Aim ▸ Would you copy only the lines below, from the one containing "What data populates" through the very last one, leaving the pictures out?

Record extracts ▸
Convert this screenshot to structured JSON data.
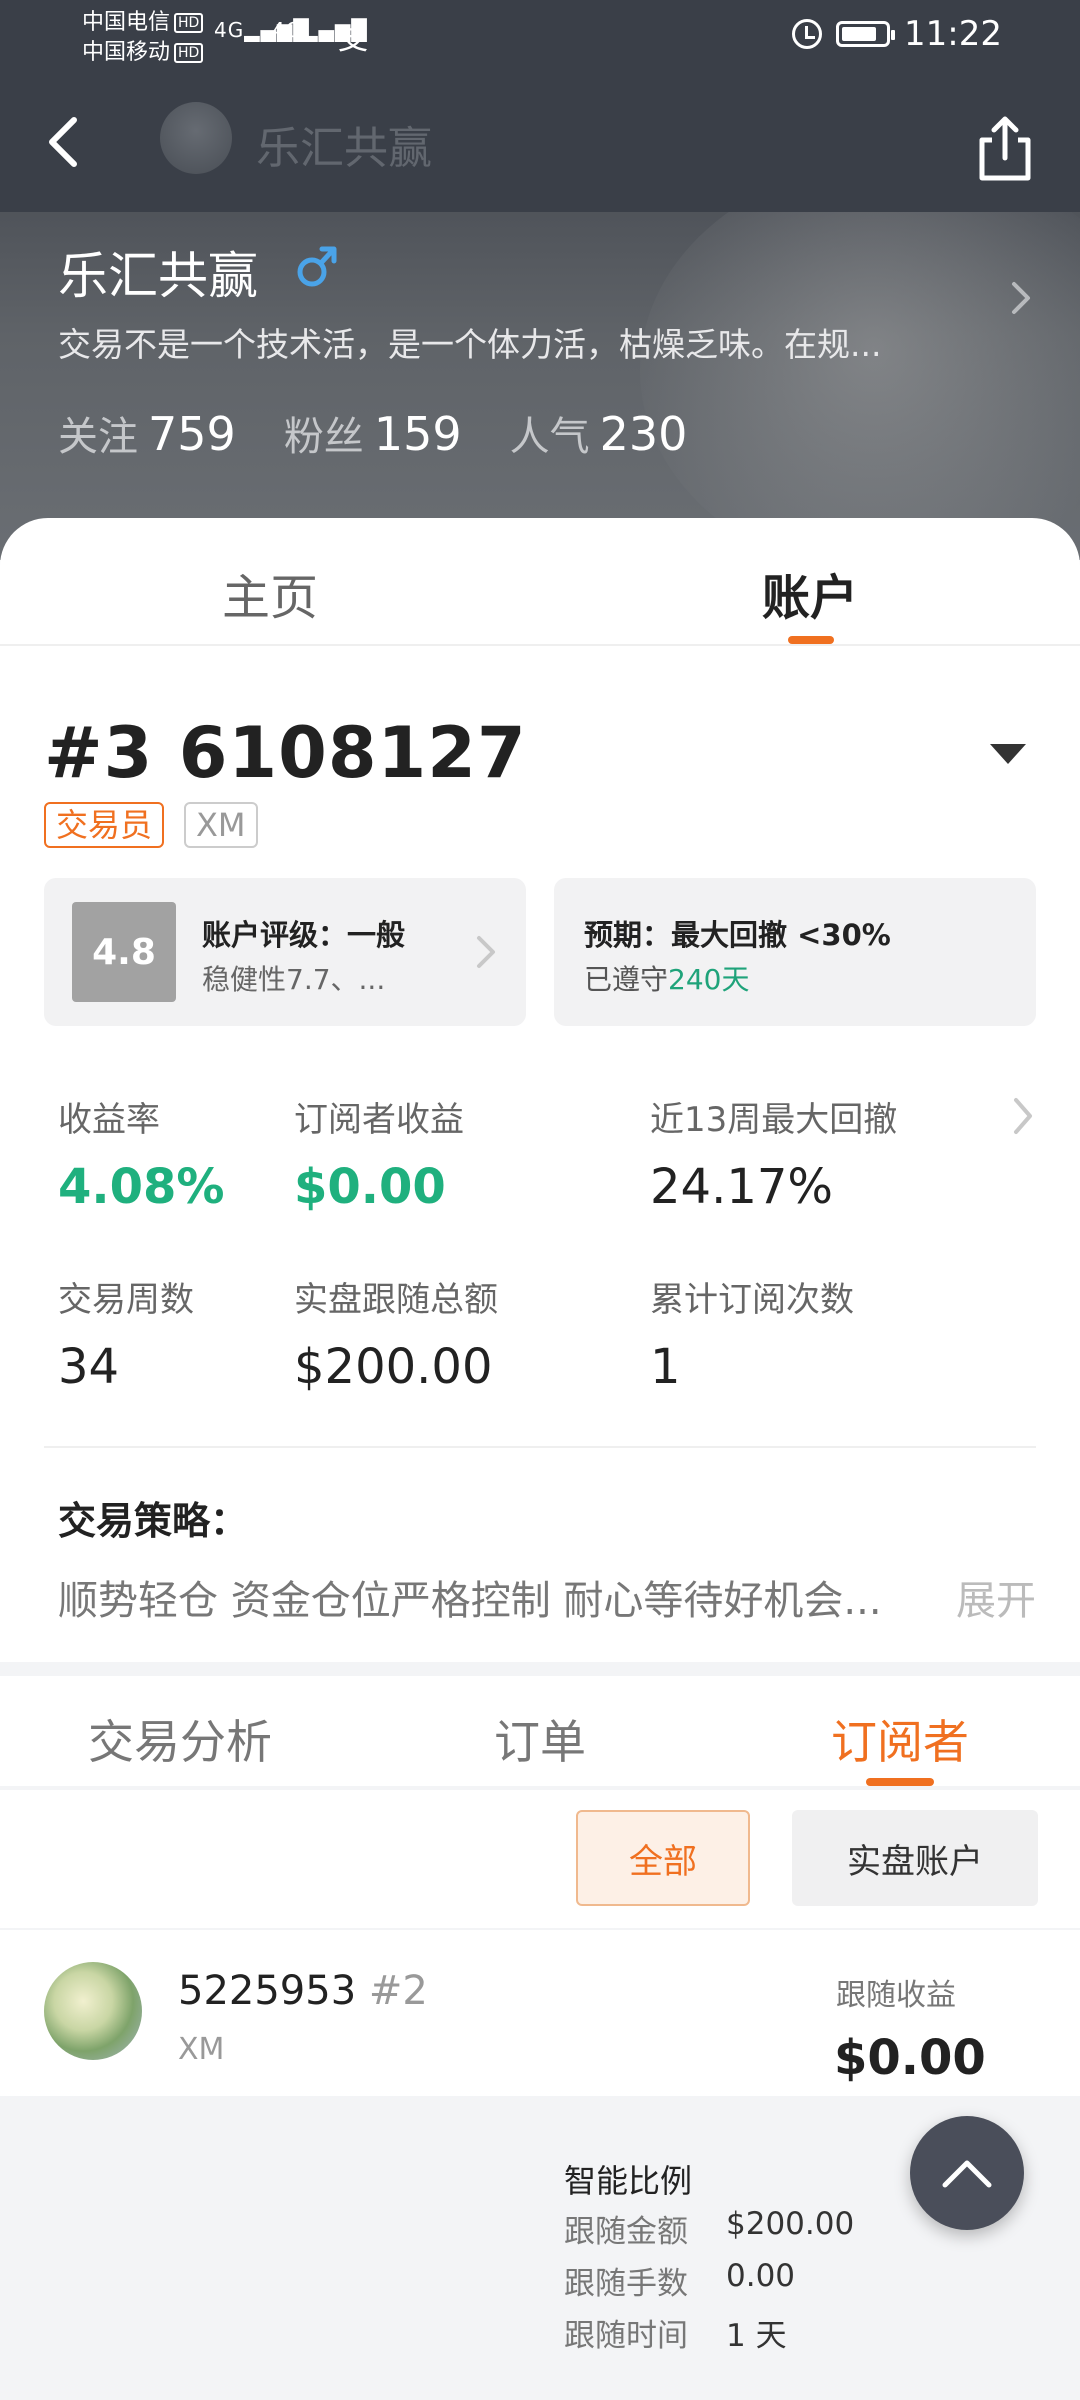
{
  "status_bar": {
    "carrier1": "中国电信",
    "carrier2": "中国移动",
    "hd": "HD",
    "signal1": "4G",
    "signal2": "4G",
    "app_glyph": "支",
    "time": "11:22"
  },
  "nav": {
    "title": "乐汇共赢"
  },
  "profile": {
    "name": "乐汇共赢",
    "bio": "交易不是一个技术活，是一个体力活，枯燥乏味。在规...",
    "follow_label": "关注",
    "follow_value": "759",
    "fans_label": "粉丝",
    "fans_value": "159",
    "popularity_label": "人气",
    "popularity_value": "230"
  },
  "top_tabs": [
    {
      "label": "主页",
      "active": false
    },
    {
      "label": "账户",
      "active": true
    }
  ],
  "account": {
    "number": "#3 6108127",
    "role_tag": "交易员",
    "broker_tag": "XM",
    "score": "4.8",
    "rating_title": "账户评级：一般",
    "rating_sub": "稳健性7.7、...",
    "expect_title": "预期：最大回撤 <30%",
    "expect_prefix": "已遵守",
    "expect_days": "240天"
  },
  "metrics": [
    {
      "label": "收益率",
      "value": "4.08%",
      "highlight": true
    },
    {
      "label": "订阅者收益",
      "value": "$0.00",
      "highlight": true
    },
    {
      "label": "近13周最大回撤",
      "value": "24.17%",
      "highlight": false
    },
    {
      "label": "交易周数",
      "value": "34",
      "highlight": false
    },
    {
      "label": "实盘跟随总额",
      "value": "$200.00",
      "highlight": false
    },
    {
      "label": "累计订阅次数",
      "value": "1",
      "highlight": false
    }
  ],
  "strategy": {
    "title": "交易策略：",
    "text": "顺势轻仓 资金仓位严格控制 耐心等待好机会...",
    "more": "展开"
  },
  "lower_tabs": [
    {
      "label": "交易分析",
      "active": false
    },
    {
      "label": "订单",
      "active": false
    },
    {
      "label": "订阅者",
      "active": true
    }
  ],
  "filters": {
    "all": "全部",
    "live": "实盘账户"
  },
  "subscriber": {
    "id": "5225953",
    "rank": "#2",
    "broker": "XM",
    "profit_label": "跟随收益",
    "profit_value": "$0.00"
  },
  "details": {
    "mode": "智能比例",
    "rows": [
      {
        "label": "跟随金额",
        "value": "$200.00"
      },
      {
        "label": "跟随手数",
        "value": "0.00"
      },
      {
        "label": "跟随时间",
        "value": "1 天"
      }
    ]
  },
  "colors": {
    "accent_orange": "#f07020",
    "positive_green": "#1fb07e",
    "header_dark": "#3a3f48"
  }
}
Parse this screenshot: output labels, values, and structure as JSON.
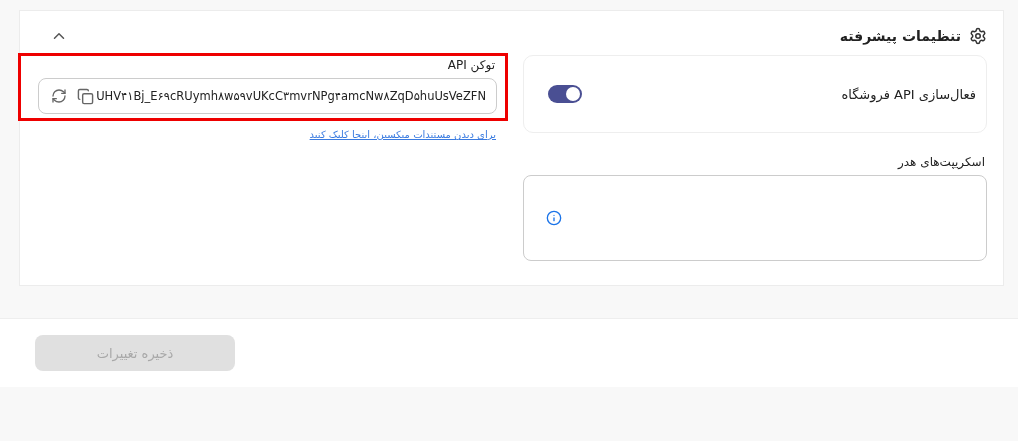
{
  "section": {
    "title": "تنظیمات پیشرفته",
    "expanded": true
  },
  "store_api": {
    "label": "فعال‌سازی API فروشگاه",
    "on": true
  },
  "header_scripts": {
    "label": "اسکریپت‌های هدر"
  },
  "api_token": {
    "label": "توکن API",
    "value": "UHV۴۱Bj_E۶۹cRUymh۸w۵۹vUKcC۳mvrNPg۴amcNw۸ZqD۵huUsVeZFN",
    "highlighted": true
  },
  "docs_link": "برای دیدن مستندات میکسین، اینجا کلیک کنید",
  "save_button": {
    "label": "ذخیره تغییرات",
    "disabled": true
  }
}
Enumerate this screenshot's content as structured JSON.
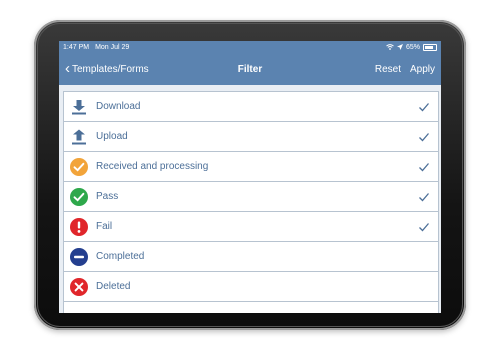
{
  "status": {
    "time": "1:47 PM",
    "date": "Mon Jul 29",
    "battery": "65%"
  },
  "nav": {
    "back_label": "Templates/Forms",
    "title": "Filter",
    "reset_label": "Reset",
    "apply_label": "Apply"
  },
  "colors": {
    "nav_bar": "#5b83b0",
    "label_text": "#4c6f98",
    "received": "#f2a43a",
    "pass": "#2ea84b",
    "fail": "#e0262b",
    "completed": "#243f8f",
    "deleted": "#e0262b"
  },
  "filters": [
    {
      "label": "Download",
      "icon": "download-icon",
      "checked": true
    },
    {
      "label": "Upload",
      "icon": "upload-icon",
      "checked": true
    },
    {
      "label": "Received and processing",
      "icon": "check-circle-icon",
      "checked": true
    },
    {
      "label": "Pass",
      "icon": "check-circle-icon",
      "checked": true
    },
    {
      "label": "Fail",
      "icon": "exclamation-circle-icon",
      "checked": true
    },
    {
      "label": "Completed",
      "icon": "minus-circle-icon",
      "checked": false
    },
    {
      "label": "Deleted",
      "icon": "x-circle-icon",
      "checked": false
    }
  ]
}
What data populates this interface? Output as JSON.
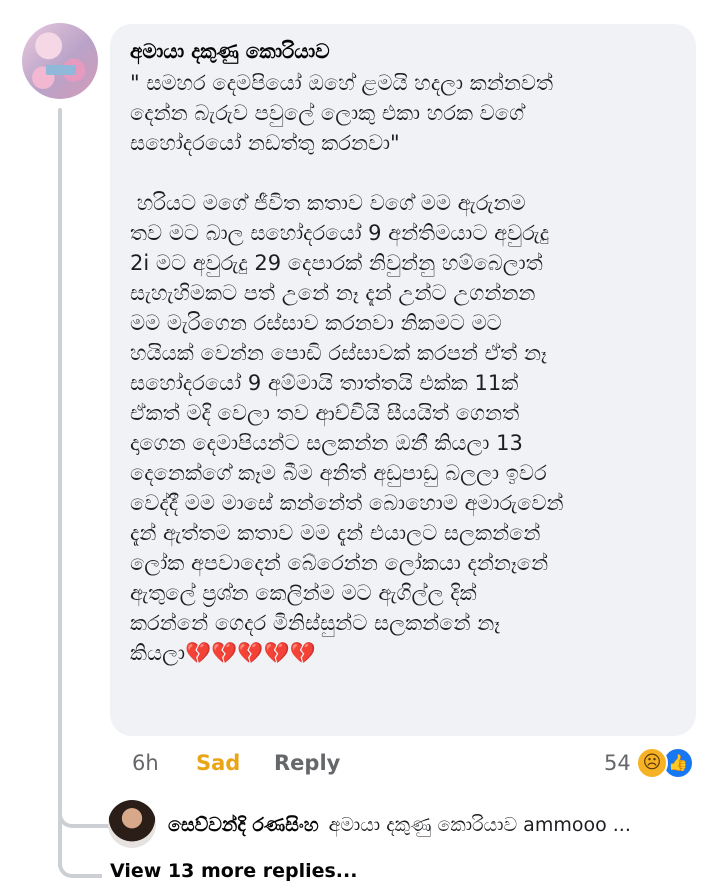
{
  "comment": {
    "author": "අමායා දකුණු කොරියාව",
    "body": "\" සමහර දෙමපියෝ ඔහේ ළමයි හදලා කන්නවත්\nදෙන්න බැරුව පවුලේ ලොකු එකා හරක වගේ\nසහෝදරයෝ නඩත්තු කරනවා\"\n\n හරියට මගේ ජීවිත කතාව වගේ මම ඇරුනම\nතව මට බාල සහෝදරයෝ 9 අන්තිමයාට අවුරුදු\n2i මට අවුරුදු 29 දෙපාරක් නිවුන්නු හම්බෙලාත්\nසැහැහිමකට පත් උනේ නෑ දැන් උන්ට උගන්නන\nමම මැරිගෙන රස්සාව කරනවා නිකමට මට\nහයියක් වෙන්න පොඩි රස්සාවක් කරපන් ඒත් නෑ\nසහෝදරයෝ 9 අම්මායි තාත්තයි එක්ක 11ක්\nඒකත් මදි වෙලා තව ආච්චියි සීයයිත් ගෙනත්\nදාගෙන දෙමාපියන්ට සලකන්න ඔනී කියලා 13\nදෙනෙක්ගේ කෑම බීම අනිත් අඩුපාඩු බලලා ඉවර\nවෙද්දී මම මාසේ කන්නේත් බොහොම අමාරුවෙන්\nදැන් ඇත්තම කතාව මම දැන් එයාලට සලකන්නේ\nලෝක අපවාදෙන් බේරෙන්න ලෝකයා දන්නෑනේ\nඇතුලේ ප්‍රශ්න කෙලින්ම මට ඇගිල්ල දික්\nකරන්නේ ගෙදර මිනිස්සුන්ට සලකන්නේ නෑ\nකියලා",
    "hearts": "💔💔💔💔💔",
    "time": "6h",
    "reaction_label": "Sad",
    "reply_label": "Reply",
    "reaction_count": "54",
    "reaction_icons": [
      "sad-emoji-icon",
      "like-thumb-icon"
    ]
  },
  "reply_preview": {
    "author": "සෙව්වන්දි රණසිංහ",
    "text": "අමායා දකුණු කොරියාව ammooo ..."
  },
  "view_more": "View 13 more replies...",
  "colors": {
    "bubble": "#f0f2f5",
    "sad_reaction": "#e9a516",
    "like_blue": "#1877f2",
    "muted": "#65676b"
  }
}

The answer ▸
What data populates this interface? Output as JSON.
{
  "comment": {
    "author": "අමායා දකුණු කොරියාව",
    "body": "\" සමහර දෙමපියෝ ඔහේ ළමයි හදලා කන්නවත්\nදෙන්න බැරුව පවුලේ ලොකු එකා හරක වගේ\nසහෝදරයෝ නඩත්තු කරනවා\"\n\n හරියට මගේ ජීවිත කතාව වගේ මම ඇරුනම\nතව මට බාල සහෝදරයෝ 9 අන්තිමයාට අවුරුදු\n2i මට අවුරුදු 29 දෙපාරක් නිවුන්නු හම්බෙලාත්\nසැහැහිමකට පත් උනේ නෑ දැන් උන්ට උගන්නන\nමම මැරිගෙන රස්සාව කරනවා නිකමට මට\nහයියක් වෙන්න පොඩි රස්සාවක් කරපන් ඒත් නෑ\nසහෝදරයෝ 9 අම්මායි තාත්තයි එක්ක 11ක්\nඒකත් මදි වෙලා තව ආච්චියි සීයයිත් ගෙනත්\nදාගෙන දෙමාපියන්ට සලකන්න ඔනී කියලා 13\nදෙනෙක්ගේ කෑම බීම අනිත් අඩුපාඩු බලලා ඉවර\nවෙද්දී මම මාසේ කන්නේත් බොහොම අමාරුවෙන්\nදැන් ඇත්තම කතාව මම දැන් එයාලට සලකන්නේ\nලෝක අපවාදෙන් බේරෙන්න ලෝකයා දන්නෑනේ\nඇතුලේ ප්‍රශ්න කෙලින්ම මට ඇගිල්ල දික්\nකරන්නේ ගෙදර මිනිස්සුන්ට සලකන්නේ නෑ\nකියලා",
    "hearts": "💔💔💔💔💔",
    "time": "6h",
    "reaction_label": "Sad",
    "reply_label": "Reply",
    "reaction_count": "54",
    "reaction_icons": [
      "sad-emoji-icon",
      "like-thumb-icon"
    ]
  },
  "reply_preview": {
    "author": "සෙව්වන්දි රණසිංහ",
    "text": "අමායා දකුණු කොරියාව ammooo ..."
  },
  "view_more": "View 13 more replies...",
  "colors": {
    "bubble": "#f0f2f5",
    "sad_reaction": "#e9a516",
    "like_blue": "#1877f2",
    "muted": "#65676b"
  }
}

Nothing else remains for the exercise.